[Stored items]
_ _ _ _ _
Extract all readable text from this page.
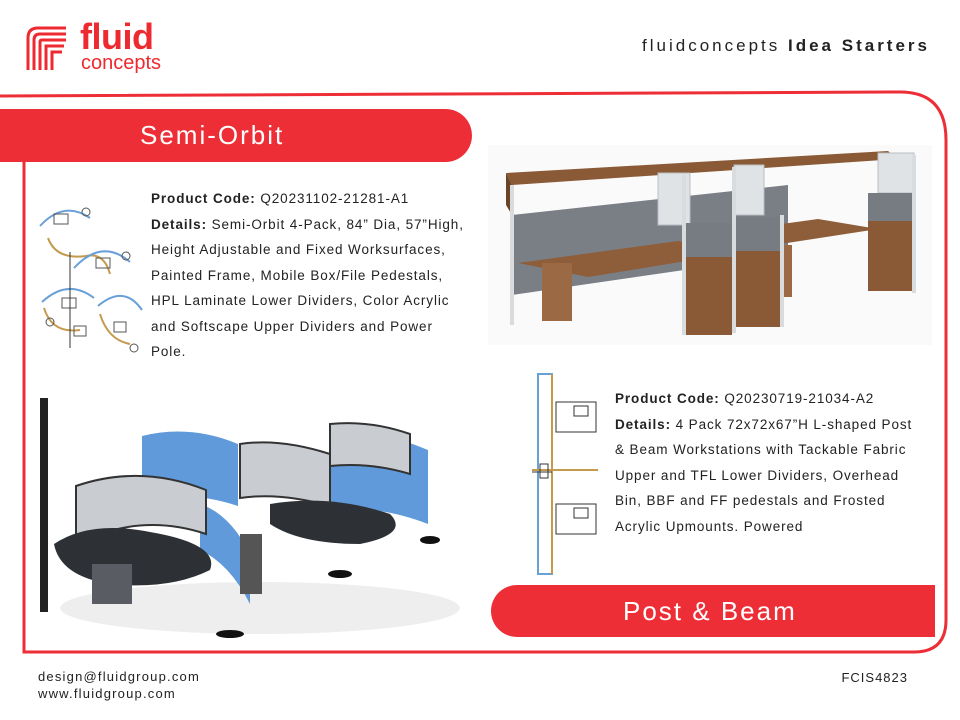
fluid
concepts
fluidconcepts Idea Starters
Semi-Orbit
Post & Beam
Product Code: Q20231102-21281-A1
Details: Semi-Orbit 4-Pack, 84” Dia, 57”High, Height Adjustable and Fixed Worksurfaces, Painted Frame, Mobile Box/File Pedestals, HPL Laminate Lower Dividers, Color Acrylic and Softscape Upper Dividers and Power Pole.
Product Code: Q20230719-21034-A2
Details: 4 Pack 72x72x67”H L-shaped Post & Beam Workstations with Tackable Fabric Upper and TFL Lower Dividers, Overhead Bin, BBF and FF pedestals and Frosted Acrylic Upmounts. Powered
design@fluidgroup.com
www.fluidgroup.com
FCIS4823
_ _ _ _ _
| What to work on |
Leave out all pictures, then copy the remaining material exactly.

| Written reply |
Extract all readable text from this page.
fluid
concepts
fluidconcepts Idea Starters
Semi-Orbit
Post & Beam
Product Code: Q20231102-21281-A1
Details: Semi-Orbit 4-Pack, 84” Dia, 57”High, Height Adjustable and Fixed Worksurfaces, Painted Frame, Mobile Box/File Pedestals, HPL Laminate Lower Dividers, Color Acrylic and Softscape Upper Dividers and Power Pole.
Product Code: Q20230719-21034-A2
Details: 4 Pack 72x72x67”H L-shaped Post & Beam Workstations with Tackable Fabric Upper and TFL Lower Dividers, Overhead Bin, BBF and FF pedestals and Frosted Acrylic Upmounts. Powered
design@fluidgroup.com
www.fluidgroup.com
FCIS4823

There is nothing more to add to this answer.